Stored data entries:
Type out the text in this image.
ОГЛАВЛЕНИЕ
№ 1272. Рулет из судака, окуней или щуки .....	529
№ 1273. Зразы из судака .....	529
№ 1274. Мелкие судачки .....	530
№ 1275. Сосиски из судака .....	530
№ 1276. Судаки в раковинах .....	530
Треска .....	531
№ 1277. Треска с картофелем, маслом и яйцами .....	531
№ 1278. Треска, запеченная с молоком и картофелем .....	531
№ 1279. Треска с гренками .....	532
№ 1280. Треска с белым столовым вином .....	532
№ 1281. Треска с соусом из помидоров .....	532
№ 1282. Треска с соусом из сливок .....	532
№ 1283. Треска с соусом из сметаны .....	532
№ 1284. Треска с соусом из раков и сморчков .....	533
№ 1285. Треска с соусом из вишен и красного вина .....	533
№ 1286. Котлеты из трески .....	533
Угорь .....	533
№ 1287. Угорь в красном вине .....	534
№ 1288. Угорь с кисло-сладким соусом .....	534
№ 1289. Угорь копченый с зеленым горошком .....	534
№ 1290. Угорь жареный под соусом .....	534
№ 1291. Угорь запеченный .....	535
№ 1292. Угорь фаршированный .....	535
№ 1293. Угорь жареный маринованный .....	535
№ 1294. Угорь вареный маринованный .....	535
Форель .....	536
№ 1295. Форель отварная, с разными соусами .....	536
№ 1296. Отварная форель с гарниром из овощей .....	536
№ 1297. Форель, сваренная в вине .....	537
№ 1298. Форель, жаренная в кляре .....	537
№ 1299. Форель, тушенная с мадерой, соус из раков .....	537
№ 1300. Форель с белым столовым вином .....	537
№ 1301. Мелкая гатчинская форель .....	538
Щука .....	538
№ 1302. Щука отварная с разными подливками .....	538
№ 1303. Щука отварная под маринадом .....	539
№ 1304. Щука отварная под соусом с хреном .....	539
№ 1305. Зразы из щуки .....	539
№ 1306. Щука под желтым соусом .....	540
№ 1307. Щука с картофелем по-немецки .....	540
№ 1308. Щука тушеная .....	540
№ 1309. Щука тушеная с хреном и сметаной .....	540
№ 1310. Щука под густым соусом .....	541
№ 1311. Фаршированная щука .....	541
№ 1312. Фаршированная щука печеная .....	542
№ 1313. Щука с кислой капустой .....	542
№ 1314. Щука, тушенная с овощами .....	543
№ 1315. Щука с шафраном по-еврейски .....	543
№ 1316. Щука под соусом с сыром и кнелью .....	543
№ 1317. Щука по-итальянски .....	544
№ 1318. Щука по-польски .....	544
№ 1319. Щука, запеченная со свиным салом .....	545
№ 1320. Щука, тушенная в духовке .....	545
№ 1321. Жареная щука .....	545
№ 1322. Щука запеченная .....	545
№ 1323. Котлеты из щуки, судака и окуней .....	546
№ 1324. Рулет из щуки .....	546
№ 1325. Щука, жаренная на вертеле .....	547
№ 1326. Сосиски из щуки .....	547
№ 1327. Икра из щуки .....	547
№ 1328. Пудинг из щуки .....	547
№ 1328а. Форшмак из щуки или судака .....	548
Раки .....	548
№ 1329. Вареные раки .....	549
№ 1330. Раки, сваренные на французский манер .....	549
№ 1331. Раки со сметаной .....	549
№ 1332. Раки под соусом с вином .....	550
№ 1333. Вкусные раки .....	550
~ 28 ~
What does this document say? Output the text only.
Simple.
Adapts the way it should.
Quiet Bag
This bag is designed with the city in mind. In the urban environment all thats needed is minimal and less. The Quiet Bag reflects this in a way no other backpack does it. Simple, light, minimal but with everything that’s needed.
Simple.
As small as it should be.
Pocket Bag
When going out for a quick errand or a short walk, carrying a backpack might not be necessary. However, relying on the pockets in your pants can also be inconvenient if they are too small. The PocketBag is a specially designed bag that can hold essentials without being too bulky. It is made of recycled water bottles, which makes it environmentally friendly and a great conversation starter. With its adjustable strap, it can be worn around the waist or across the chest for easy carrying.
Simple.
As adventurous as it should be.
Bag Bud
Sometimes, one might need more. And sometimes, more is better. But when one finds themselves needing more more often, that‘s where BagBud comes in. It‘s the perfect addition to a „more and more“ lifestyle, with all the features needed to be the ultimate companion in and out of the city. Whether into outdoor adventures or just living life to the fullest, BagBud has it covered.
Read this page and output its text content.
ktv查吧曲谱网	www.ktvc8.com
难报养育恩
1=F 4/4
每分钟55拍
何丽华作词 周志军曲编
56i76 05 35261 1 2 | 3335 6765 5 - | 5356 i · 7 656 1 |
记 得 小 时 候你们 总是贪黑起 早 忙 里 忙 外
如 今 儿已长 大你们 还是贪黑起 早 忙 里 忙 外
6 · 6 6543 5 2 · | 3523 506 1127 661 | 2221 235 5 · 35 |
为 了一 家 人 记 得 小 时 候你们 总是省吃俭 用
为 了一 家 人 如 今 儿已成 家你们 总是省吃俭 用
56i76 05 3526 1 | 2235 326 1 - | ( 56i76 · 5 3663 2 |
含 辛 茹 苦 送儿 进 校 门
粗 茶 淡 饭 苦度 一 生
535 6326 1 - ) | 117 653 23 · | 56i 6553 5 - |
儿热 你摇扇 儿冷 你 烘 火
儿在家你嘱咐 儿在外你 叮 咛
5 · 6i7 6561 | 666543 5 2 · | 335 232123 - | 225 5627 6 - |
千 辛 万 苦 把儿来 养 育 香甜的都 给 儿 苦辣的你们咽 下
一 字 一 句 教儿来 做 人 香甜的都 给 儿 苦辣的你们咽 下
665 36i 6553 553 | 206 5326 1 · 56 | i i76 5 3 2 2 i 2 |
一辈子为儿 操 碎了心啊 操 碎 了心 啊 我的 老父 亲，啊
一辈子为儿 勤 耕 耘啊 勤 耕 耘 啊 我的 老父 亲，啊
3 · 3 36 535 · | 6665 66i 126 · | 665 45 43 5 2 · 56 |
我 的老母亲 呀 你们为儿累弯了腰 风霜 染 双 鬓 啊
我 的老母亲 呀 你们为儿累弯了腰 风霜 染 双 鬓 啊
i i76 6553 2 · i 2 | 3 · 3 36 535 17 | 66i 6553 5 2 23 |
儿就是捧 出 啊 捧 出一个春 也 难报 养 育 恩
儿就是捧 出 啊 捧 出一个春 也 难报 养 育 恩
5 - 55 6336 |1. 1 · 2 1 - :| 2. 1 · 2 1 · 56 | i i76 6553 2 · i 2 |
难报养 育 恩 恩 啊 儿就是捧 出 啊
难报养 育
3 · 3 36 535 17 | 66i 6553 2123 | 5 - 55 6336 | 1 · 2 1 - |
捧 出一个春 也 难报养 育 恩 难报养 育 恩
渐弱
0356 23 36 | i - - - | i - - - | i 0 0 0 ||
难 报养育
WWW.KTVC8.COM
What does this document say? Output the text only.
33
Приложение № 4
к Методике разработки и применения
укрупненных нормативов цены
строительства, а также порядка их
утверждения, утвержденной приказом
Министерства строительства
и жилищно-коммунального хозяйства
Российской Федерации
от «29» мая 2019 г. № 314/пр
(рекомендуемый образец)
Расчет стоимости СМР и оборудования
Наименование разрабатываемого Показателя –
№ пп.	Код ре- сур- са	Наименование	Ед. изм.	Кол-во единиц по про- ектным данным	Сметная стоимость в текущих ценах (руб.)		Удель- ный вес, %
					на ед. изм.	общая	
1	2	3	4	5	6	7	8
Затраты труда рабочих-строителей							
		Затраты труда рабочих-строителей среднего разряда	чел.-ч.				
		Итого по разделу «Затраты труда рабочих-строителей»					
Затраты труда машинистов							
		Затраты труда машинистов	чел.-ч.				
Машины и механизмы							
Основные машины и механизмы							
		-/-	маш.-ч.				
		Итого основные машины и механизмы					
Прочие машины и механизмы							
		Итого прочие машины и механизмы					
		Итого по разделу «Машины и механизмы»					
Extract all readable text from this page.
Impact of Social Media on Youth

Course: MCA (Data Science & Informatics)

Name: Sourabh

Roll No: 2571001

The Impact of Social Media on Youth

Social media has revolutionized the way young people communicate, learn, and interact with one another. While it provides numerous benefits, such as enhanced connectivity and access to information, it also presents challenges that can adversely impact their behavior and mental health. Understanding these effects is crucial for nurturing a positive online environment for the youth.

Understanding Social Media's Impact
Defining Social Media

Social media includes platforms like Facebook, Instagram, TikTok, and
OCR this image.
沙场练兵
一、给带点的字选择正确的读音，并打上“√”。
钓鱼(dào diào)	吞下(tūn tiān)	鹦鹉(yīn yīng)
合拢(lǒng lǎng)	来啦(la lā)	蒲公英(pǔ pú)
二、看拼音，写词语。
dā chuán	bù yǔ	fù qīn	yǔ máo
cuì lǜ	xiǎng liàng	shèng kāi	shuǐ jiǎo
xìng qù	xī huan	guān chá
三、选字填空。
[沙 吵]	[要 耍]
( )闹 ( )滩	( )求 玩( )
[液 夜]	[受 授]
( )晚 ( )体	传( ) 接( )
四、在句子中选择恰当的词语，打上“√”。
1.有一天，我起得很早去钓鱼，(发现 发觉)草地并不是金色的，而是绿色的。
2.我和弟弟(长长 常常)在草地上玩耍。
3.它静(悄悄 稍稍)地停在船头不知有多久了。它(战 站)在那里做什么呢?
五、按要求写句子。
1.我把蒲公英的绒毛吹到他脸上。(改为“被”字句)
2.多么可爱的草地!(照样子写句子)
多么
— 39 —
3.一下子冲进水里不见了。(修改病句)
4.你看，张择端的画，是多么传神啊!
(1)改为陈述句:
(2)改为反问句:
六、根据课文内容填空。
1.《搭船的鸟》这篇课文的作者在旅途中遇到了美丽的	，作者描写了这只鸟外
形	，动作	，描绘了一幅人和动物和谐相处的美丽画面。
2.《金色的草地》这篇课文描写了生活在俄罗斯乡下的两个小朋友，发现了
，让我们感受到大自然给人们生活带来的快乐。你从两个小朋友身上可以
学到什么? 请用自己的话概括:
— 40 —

*REQUIREMENTS:*
Return, word for word, each line from the line that contains "OCR this image." to the end of the listing above; include both end lines and nothing else.

*SOLUTION TO THIS PROBLEM:*
OCR this image.
沙场练兵
一、给带点的字选择正确的读音，并打上“√”。
钓鱼(dào diào)	吞下(tūn tiān)	鹦鹉(yīn yīng)
合拢(lǒng lǎng)	来啦(la lā)	蒲公英(pǔ pú)
二、看拼音，写词语。
dā chuán	bù yǔ	fù qīn	yǔ máo
cuì lǜ	xiǎng liàng	shèng kāi	shuǐ jiǎo
xìng qù	xī huan	guān chá
三、选字填空。
[沙 吵]	[要 耍]
( )闹 ( )滩	( )求 玩( )
[液 夜]	[受 授]
( )晚 ( )体	传( ) 接( )
四、在句子中选择恰当的词语，打上“√”。
1.有一天，我起得很早去钓鱼，(发现 发觉)草地并不是金色的，而是绿色的。
2.我和弟弟(长长 常常)在草地上玩耍。
3.它静(悄悄 稍稍)地停在船头不知有多久了。它(战 站)在那里做什么呢?
五、按要求写句子。
1.我把蒲公英的绒毛吹到他脸上。(改为“被”字句)
2.多么可爱的草地!(照样子写句子)
多么
— 39 —
3.一下子冲进水里不见了。(修改病句)
4.你看，张择端的画，是多么传神啊!
(1)改为陈述句:
(2)改为反问句:
六、根据课文内容填空。
1.《搭船的鸟》这篇课文的作者在旅途中遇到了美丽的	，作者描写了这只鸟外
形	，动作	，描绘了一幅人和动物和谐相处的美丽画面。
2.《金色的草地》这篇课文描写了生活在俄罗斯乡下的两个小朋友，发现了
，让我们感受到大自然给人们生活带来的快乐。你从两个小朋友身上可以
学到什么? 请用自己的话概括:
— 40 —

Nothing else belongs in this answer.